§ **What you need to do**:
(1) Can you copy out word for word the part of the forum thread on new atheism starting with "Generally, ontological oppression" and going on through "fall under forever.)"?
(2) Would you resume the forum thread on new atheism, writing what comes after its last post?

§ **Extracted text**:
....
Is there in fact a new movement within atheist circles, or are there simply more atheists, more vocal atheists, or both?
 

dust1n

Zindīq
I think both. I can't remember what the new atheism was out side of just being assertive about your beliefs. Atheists will generally cling together, but I don't think it's just for the for the 'atheism' sake.

Generally, ontological oppression is self-inflicted, and we are oppressed by things that have no physical bearing, just a mental one.

I'm more concerned with physical oppression, including religious institutions, rather than the oppression we imagine God having (referencing only personified gods, but we make them ideal, and fall under forever.)
 

YmirGF

Bodhisattva in Recovery
Atheism is atheism. There is nothing new about it.

Perhaps the only thing new is that atheists are hitting theists very hard and the theists aren't handling it at all well. The surest sign you can get is when they moan that one is not being respectful enough. Is it really possible to be too irreverent?
 

9-10ths_Penguin

1/10 Subway Stalinist
Premium Member
I keep hearing stuff about this "new atheism" and that Richard Dawkins is their High Priest etc.
Is there in fact a new movement within atheist circles, or are there simply more atheists, more vocal atheists, or both?
I think more people feel that atheism isn't something to be ashamed of. As far as Dawkins goes, if people think that vocal atheists are something new, they apparently haven't heard of Bertrand Russell or Robert Ingersoll.

Edit: I know that Ingersoll was an agnostic, not an atheist - I was thinking mainly of his tendency to be publicly vocal against religion.
 
Last edited:

gnomon

Well-Known Member
I think more people feel that atheism isn't something to be ashamed of. As far as Dawkins goes, if people think that vocal atheists are something new, they apparently haven't heard of Bertrand Russell or Robert Ingersoll.

Edit: I know that Ingersoll was an agnostic, not an atheist - I was thinking mainly of his tendency to be publicly vocal against religion.

That's true.

Neither Dawkins, Hitchens, Harris or Dennett have introduced anything new nor anything more "combative" than Ingersoll.
 

Baydwin

Well-Known Member
So is this "new atheism" just an imaginary movement then? Is it something cooked up by theist leaders to rouse their followers into opposing the "new atheism"?
....
§ **Data extract**:
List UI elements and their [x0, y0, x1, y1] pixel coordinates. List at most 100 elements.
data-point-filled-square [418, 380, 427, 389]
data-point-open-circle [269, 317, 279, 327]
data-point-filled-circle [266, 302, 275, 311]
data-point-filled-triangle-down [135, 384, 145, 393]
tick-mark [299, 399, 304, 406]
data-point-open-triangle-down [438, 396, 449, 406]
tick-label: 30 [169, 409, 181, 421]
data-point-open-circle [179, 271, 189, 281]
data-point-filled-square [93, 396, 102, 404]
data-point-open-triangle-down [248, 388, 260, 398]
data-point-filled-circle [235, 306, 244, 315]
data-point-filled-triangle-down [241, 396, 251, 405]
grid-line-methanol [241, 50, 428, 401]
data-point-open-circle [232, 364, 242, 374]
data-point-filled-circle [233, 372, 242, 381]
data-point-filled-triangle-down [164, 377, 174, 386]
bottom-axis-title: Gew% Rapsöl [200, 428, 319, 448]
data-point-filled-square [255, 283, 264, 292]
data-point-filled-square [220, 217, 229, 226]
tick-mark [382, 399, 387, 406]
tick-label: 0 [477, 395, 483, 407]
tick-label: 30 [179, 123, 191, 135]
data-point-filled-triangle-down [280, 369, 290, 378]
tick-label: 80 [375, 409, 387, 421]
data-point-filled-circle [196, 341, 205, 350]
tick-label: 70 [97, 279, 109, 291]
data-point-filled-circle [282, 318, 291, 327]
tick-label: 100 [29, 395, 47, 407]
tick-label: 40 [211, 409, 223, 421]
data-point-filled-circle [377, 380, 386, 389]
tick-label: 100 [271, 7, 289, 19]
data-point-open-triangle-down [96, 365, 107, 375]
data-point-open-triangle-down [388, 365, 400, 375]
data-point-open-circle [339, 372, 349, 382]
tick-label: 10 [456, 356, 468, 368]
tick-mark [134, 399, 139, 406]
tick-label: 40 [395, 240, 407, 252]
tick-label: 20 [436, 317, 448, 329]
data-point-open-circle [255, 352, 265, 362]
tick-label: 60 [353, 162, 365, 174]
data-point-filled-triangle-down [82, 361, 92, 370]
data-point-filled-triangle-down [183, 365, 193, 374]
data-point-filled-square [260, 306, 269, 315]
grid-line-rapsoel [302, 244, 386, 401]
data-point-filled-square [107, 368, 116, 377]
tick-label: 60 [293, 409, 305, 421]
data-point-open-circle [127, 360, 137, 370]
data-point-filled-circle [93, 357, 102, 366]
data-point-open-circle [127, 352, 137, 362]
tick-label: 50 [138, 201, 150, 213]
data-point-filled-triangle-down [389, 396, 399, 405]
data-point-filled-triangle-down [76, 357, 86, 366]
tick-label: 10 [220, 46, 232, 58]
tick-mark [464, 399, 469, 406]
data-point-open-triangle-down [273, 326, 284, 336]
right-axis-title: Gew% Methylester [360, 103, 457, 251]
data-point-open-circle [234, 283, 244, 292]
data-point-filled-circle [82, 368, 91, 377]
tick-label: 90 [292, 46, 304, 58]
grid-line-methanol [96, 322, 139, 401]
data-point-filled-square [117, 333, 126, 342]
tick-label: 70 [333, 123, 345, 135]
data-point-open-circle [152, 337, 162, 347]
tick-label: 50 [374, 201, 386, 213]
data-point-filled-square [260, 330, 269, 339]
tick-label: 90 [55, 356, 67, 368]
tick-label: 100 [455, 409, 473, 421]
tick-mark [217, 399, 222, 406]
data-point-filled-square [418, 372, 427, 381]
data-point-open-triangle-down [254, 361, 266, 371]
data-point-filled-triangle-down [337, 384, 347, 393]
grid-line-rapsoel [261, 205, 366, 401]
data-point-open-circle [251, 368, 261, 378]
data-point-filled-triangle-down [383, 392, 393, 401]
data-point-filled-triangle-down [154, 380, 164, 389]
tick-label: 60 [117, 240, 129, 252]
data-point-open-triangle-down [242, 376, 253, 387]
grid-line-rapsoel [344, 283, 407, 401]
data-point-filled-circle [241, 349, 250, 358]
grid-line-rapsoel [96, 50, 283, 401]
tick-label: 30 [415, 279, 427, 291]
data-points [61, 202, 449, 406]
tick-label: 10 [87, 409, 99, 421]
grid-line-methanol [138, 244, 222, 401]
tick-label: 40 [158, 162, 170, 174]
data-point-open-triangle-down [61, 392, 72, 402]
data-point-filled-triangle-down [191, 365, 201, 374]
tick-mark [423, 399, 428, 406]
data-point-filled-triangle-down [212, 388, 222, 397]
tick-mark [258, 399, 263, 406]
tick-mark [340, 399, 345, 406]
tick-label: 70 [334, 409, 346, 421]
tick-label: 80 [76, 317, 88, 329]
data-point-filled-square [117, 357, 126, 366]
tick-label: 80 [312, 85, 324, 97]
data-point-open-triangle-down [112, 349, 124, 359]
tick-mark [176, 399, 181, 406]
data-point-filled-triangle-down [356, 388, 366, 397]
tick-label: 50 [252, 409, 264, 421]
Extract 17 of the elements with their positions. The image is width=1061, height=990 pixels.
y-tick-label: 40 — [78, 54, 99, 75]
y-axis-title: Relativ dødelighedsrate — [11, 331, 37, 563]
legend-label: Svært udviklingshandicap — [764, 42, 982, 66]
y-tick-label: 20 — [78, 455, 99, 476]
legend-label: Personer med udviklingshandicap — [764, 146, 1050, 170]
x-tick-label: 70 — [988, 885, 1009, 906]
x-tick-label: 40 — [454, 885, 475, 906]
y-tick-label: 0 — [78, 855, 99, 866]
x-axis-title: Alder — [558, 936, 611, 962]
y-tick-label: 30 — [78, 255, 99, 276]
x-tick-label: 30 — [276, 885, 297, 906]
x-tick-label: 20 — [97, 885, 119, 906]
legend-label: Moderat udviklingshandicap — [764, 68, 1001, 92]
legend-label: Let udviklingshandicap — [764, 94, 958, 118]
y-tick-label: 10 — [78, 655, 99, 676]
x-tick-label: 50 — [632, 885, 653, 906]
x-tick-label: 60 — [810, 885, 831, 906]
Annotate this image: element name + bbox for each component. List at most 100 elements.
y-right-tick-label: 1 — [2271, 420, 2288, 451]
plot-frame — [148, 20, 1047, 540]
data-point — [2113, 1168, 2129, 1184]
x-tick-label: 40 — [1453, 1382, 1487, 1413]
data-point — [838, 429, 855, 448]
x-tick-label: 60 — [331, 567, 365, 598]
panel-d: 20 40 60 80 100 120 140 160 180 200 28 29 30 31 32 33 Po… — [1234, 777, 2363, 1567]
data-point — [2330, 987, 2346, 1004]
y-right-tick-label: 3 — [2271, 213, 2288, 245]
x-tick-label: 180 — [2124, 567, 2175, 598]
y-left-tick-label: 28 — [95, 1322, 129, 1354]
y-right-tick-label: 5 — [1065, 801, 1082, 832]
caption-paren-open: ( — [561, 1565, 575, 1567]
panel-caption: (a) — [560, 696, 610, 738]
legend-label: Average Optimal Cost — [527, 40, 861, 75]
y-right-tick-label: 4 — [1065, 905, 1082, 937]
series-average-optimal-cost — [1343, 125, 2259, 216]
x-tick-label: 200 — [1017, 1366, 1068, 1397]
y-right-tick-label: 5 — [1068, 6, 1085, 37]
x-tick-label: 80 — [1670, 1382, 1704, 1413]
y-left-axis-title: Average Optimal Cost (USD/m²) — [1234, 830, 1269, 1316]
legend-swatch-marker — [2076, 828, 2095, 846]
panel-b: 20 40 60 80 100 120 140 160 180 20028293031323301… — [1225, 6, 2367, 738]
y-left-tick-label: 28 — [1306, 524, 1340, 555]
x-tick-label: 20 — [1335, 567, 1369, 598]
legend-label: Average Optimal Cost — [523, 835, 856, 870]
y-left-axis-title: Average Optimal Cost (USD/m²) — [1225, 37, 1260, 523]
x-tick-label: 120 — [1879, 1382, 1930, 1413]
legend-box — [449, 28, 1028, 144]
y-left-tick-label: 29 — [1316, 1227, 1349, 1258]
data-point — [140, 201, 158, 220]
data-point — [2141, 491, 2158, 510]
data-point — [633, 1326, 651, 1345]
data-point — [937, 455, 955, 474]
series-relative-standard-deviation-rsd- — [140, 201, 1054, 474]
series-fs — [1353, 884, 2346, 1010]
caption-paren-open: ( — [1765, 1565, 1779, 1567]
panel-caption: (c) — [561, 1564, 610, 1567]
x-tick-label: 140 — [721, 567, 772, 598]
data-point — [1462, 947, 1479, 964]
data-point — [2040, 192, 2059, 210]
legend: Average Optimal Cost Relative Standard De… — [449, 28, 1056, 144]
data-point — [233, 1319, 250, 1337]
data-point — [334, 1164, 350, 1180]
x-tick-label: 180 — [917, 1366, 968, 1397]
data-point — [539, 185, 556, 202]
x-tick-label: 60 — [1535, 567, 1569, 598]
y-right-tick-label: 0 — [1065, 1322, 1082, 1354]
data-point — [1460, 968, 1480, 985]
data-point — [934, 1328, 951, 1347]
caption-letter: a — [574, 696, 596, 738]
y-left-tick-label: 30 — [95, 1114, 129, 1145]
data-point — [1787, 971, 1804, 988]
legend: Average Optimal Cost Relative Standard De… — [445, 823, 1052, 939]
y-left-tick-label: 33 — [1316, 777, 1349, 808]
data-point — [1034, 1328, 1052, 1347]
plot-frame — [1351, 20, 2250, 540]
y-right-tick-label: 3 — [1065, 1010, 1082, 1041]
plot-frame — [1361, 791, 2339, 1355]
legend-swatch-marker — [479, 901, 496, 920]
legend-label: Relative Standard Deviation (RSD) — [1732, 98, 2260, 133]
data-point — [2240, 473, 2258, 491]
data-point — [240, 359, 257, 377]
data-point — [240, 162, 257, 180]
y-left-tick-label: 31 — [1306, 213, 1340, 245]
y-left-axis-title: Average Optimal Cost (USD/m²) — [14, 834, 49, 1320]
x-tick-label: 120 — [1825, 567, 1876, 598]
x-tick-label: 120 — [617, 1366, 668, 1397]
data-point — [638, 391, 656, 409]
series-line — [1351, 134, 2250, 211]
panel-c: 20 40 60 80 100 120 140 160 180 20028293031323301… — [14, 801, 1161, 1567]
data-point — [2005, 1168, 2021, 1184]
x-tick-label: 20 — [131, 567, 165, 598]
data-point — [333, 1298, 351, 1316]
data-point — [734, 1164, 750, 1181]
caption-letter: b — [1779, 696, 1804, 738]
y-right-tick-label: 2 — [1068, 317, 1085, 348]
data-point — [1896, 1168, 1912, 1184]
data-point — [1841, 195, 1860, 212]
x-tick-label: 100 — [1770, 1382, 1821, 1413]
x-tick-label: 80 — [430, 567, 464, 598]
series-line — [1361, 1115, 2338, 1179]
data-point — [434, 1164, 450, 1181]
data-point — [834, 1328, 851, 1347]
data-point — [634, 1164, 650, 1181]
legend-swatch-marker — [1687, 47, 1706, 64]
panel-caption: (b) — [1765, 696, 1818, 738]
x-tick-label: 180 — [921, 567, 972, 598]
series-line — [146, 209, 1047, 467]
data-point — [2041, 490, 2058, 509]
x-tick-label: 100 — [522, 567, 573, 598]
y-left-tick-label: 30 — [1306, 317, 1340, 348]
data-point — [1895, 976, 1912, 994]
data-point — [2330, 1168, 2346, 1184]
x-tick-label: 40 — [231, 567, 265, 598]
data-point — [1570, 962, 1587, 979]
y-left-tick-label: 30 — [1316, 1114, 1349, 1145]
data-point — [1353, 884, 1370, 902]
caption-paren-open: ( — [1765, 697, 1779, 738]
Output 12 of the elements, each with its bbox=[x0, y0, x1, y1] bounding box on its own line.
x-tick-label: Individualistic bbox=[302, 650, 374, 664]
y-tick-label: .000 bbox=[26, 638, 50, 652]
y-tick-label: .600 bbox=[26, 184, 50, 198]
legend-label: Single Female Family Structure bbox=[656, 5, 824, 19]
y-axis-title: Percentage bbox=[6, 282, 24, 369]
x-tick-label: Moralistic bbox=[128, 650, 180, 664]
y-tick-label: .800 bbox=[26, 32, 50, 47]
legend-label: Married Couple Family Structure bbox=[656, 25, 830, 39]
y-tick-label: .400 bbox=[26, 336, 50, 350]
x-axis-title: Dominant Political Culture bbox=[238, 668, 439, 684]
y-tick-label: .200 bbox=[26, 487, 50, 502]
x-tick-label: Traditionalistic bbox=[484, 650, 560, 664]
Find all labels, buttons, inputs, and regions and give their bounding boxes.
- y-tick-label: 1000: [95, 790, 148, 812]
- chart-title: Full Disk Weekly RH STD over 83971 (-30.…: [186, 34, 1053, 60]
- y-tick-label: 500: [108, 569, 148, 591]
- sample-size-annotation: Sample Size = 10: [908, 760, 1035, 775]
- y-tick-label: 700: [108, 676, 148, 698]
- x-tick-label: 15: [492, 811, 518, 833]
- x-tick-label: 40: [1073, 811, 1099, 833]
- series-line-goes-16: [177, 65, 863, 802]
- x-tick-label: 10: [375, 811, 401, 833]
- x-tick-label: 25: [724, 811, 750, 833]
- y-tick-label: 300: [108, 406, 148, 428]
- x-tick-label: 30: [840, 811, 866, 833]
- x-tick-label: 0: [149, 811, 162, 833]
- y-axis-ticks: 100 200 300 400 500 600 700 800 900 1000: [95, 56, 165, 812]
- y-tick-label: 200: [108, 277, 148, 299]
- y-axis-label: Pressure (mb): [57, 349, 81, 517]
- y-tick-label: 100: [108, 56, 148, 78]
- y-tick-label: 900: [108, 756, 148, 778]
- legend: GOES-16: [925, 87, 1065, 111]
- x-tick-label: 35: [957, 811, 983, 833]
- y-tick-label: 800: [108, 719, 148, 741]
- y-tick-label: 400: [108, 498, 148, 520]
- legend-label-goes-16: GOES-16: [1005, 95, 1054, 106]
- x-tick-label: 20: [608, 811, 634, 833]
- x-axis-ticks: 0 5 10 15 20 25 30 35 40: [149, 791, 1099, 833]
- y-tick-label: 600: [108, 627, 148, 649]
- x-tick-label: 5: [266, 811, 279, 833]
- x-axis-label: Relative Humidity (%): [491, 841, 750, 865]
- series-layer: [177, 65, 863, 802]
....
§ **Responses in order**:
(1)
Generally, ontological oppression is self-inflicted, and we are oppressed by things that have no physical bearing, just a mental one.

I'm more concerned with physical oppression, including religious institutions, rather than the oppression we imagine God having (referencing only personified gods, but we make them ideal, and fall under forever.)

(2)
It's not something I've made up, I hear it all over the place.
 

MSizer

MSizer
There's absolutely no doubt that atheism is getting way more attention in popular media, and that's surely connected to the increased vocal nature of atheists in recent years. I don't think there's anything new about atheism, except that it's no longer reserved mainly for academics and philosophers.
 

Charity

Let's go racing boys !
Nothing new for the Atheists
Dawkins speaks out on "consciousness raising".....and the need for atheists to come out....speak up and convert believers and make people believe that there is no basis for religious faith.....
I do enjoy reading Dawkins books however....
 

Baydwin

Well-Known Member
So no one here would say that there is a certain new "group" of atheist, perhaps newly deconverted, that typify the outspoken, anti-religious, super-skeptical stereotype that seems to abound of late?
 

Kilgore Trout

Misanthropic Humanist
So no one here would say that there is a certain new "group" of atheist, perhaps newly deconverted, that typify the outspoken, anti-religious, super-skeptical stereotype that seems to abound of late?

Many "new" atheists go through such a phase, but atheists, as a whole, are pretty much the same as they always were - including the new ones.
 

Apex

Somewhere Around Nothing
So no one here would say that there is a certain new "group" of atheist, perhaps newly deconverted, that typify the outspoken, anti-religious, super-skeptical stereotype that seems to abound of late?
There is definitely a sub-group within atheism which fits that description. But as atotalstranger said, atheists as a whole are pretty much the same.
 

Yes Man

Well-Known Member
Premium Member
There's a difference between atheism and anti-theism. Calling atheism anti-theistic is unethical and dangerous. Not that I'm saying you're doing that. :)
 

gnomon

Well-Known Member
So is this "new atheism" just an imaginary movement then? Is it something cooked up by theist leaders to rouse their followers into opposing the "new atheism"?

It's not something I've made up, I hear it all over the place.

As MSizer states below it's the increased level and availability of communication that has led to a greater awareness of atheists and non-believers.

There's absolutely no doubt that atheism is getting way more attention in popular media, and that's surely connected to the increased vocal nature of atheists in recent years. I don't think there's anything new about atheism, except that it's no longer reserved mainly for academics and philosophers.

So no one here would say that there is a certain new "group" of atheist, perhaps newly deconverted, that typify the outspoken, anti-religious, super-skeptical stereotype that seems to abound of late?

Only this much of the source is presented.